> **Task description**:
Reproduce every entry below precisely; do not include the pictures.

> **Exercise materials**:
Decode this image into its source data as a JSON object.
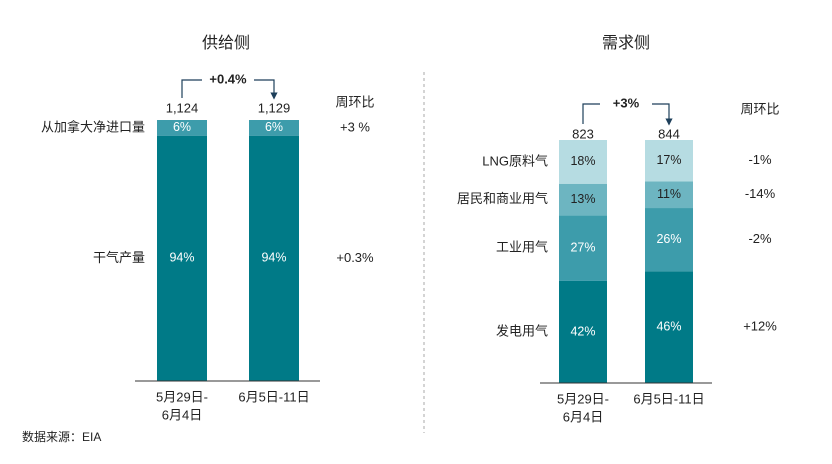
{
  "chart_data": [
    {
      "type": "stacked-bar",
      "title": "供给侧",
      "categories": [
        [
          "5月29日-",
          "6月4日"
        ],
        [
          "6月5日-11日"
        ]
      ],
      "ylim": [
        0,
        100
      ],
      "series": [
        {
          "name": "干气产量",
          "color": "#007a87",
          "label_color": "#ffffff",
          "values": [
            94,
            94
          ],
          "value_labels": [
            "94%",
            "94%"
          ]
        },
        {
          "name": "从加拿大净进口量",
          "color": "#3d9cab",
          "label_color": "#ffffff",
          "values": [
            6,
            6
          ],
          "value_labels": [
            "6%",
            "6%"
          ]
        }
      ],
      "totals": {
        "values": [
          1124,
          1129
        ],
        "value_labels": [
          "1,124",
          "1,129"
        ]
      },
      "total_change": {
        "value": 0.4,
        "label": "+0.4%"
      },
      "week_over_week": {
        "title": "周环比",
        "values": [
          0.3,
          3
        ],
        "value_labels": [
          "+0.3%",
          "+3 %"
        ]
      }
    },
    {
      "type": "stacked-bar",
      "title": "需求侧",
      "categories": [
        [
          "5月29日-",
          "6月4日"
        ],
        [
          "6月5日-11日"
        ]
      ],
      "ylim": [
        0,
        100
      ],
      "series": [
        {
          "name": "发电用气",
          "color": "#007a87",
          "label_color": "#ffffff",
          "values": [
            42,
            46
          ],
          "value_labels": [
            "42%",
            "46%"
          ]
        },
        {
          "name": "工业用气",
          "color": "#3d9cab",
          "label_color": "#ffffff",
          "values": [
            27,
            26
          ],
          "value_labels": [
            "27%",
            "26%"
          ]
        },
        {
          "name": "居民和商业用气",
          "color": "#6db5c1",
          "label_color": "#222222",
          "values": [
            13,
            11
          ],
          "value_labels": [
            "13%",
            "11%"
          ]
        },
        {
          "name": "LNG原料气",
          "color": "#b6dce2",
          "label_color": "#222222",
          "values": [
            18,
            17
          ],
          "value_labels": [
            "18%",
            "17%"
          ]
        }
      ],
      "totals": {
        "values": [
          823,
          844
        ],
        "value_labels": [
          "823",
          "844"
        ]
      },
      "total_change": {
        "value": 3,
        "label": "+3%"
      },
      "week_over_week": {
        "title": "周环比",
        "values": [
          12,
          -2,
          -14,
          -1
        ],
        "value_labels": [
          "+12%",
          "-2%",
          "-14%",
          "-1%"
        ]
      }
    }
  ],
  "source": "数据来源：EIA"
}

> **Reply to the task**:
Decode this image into its source data as a JSON object.
{
  "chart_data": [
    {
      "type": "stacked-bar",
      "title": "供给侧",
      "categories": [
        [
          "5月29日-",
          "6月4日"
        ],
        [
          "6月5日-11日"
        ]
      ],
      "ylim": [
        0,
        100
      ],
      "series": [
        {
          "name": "干气产量",
          "color": "#007a87",
          "label_color": "#ffffff",
          "values": [
            94,
            94
          ],
          "value_labels": [
            "94%",
            "94%"
          ]
        },
        {
          "name": "从加拿大净进口量",
          "color": "#3d9cab",
          "label_color": "#ffffff",
          "values": [
            6,
            6
          ],
          "value_labels": [
            "6%",
            "6%"
          ]
        }
      ],
      "totals": {
        "values": [
          1124,
          1129
        ],
        "value_labels": [
          "1,124",
          "1,129"
        ]
      },
      "total_change": {
        "value": 0.4,
        "label": "+0.4%"
      },
      "week_over_week": {
        "title": "周环比",
        "values": [
          0.3,
          3
        ],
        "value_labels": [
          "+0.3%",
          "+3 %"
        ]
      }
    },
    {
      "type": "stacked-bar",
      "title": "需求侧",
      "categories": [
        [
          "5月29日-",
          "6月4日"
        ],
        [
          "6月5日-11日"
        ]
      ],
      "ylim": [
        0,
        100
      ],
      "series": [
        {
          "name": "发电用气",
          "color": "#007a87",
          "label_color": "#ffffff",
          "values": [
            42,
            46
          ],
          "value_labels": [
            "42%",
            "46%"
          ]
        },
        {
          "name": "工业用气",
          "color": "#3d9cab",
          "label_color": "#ffffff",
          "values": [
            27,
            26
          ],
          "value_labels": [
            "27%",
            "26%"
          ]
        },
        {
          "name": "居民和商业用气",
          "color": "#6db5c1",
          "label_color": "#222222",
          "values": [
            13,
            11
          ],
          "value_labels": [
            "13%",
            "11%"
          ]
        },
        {
          "name": "LNG原料气",
          "color": "#b6dce2",
          "label_color": "#222222",
          "values": [
            18,
            17
          ],
          "value_labels": [
            "18%",
            "17%"
          ]
        }
      ],
      "totals": {
        "values": [
          823,
          844
        ],
        "value_labels": [
          "823",
          "844"
        ]
      },
      "total_change": {
        "value": 3,
        "label": "+3%"
      },
      "week_over_week": {
        "title": "周环比",
        "values": [
          12,
          -2,
          -14,
          -1
        ],
        "value_labels": [
          "+12%",
          "-2%",
          "-14%",
          "-1%"
        ]
      }
    }
  ],
  "source": "数据来源：EIA"
}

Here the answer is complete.